◆ **Requirement**: Count the lines in the items below that contain the string "处置方案", with case counting, and reply with the number alone.
* begin Entries *
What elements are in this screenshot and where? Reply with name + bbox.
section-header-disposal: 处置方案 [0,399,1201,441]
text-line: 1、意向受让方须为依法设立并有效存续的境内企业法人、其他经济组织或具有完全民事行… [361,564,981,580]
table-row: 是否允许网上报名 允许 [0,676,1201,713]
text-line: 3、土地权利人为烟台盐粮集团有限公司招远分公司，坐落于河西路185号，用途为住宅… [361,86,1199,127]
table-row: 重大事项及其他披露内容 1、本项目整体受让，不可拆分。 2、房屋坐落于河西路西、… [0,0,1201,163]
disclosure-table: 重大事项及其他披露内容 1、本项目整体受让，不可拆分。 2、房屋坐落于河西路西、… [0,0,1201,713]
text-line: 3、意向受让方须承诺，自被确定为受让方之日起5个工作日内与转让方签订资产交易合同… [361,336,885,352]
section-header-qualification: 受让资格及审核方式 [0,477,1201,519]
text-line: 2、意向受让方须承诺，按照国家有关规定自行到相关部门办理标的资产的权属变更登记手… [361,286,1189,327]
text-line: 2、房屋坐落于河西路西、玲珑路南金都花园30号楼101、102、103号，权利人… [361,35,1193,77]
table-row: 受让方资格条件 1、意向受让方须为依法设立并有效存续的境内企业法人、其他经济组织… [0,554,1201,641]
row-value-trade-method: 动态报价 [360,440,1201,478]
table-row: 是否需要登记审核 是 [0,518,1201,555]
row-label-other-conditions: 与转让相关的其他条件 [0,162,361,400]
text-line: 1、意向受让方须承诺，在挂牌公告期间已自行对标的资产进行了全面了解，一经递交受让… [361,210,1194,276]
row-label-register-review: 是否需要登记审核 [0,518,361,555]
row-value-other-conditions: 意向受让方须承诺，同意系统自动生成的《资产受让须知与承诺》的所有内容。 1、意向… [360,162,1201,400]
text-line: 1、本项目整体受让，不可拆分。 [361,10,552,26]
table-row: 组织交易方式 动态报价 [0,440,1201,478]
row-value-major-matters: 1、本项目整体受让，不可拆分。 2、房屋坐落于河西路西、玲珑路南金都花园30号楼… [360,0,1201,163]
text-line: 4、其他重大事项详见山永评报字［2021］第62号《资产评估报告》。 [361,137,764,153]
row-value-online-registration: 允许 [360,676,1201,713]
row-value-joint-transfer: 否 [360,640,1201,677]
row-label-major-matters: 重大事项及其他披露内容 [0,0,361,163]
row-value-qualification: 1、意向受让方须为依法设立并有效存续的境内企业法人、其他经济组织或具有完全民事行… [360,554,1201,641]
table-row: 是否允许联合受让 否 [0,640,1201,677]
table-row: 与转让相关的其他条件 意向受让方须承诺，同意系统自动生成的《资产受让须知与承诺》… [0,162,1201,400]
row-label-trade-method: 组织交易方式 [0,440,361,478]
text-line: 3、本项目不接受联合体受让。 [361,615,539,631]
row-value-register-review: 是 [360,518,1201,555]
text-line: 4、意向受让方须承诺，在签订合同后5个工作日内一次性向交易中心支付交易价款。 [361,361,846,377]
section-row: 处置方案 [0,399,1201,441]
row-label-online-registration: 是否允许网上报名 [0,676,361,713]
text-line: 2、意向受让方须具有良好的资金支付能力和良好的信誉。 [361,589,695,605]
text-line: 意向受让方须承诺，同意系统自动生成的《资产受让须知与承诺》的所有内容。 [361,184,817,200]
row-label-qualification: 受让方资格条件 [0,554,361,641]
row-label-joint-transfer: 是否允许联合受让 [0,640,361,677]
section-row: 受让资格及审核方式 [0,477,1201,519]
* end Entries *
◆ **Correct output**: 2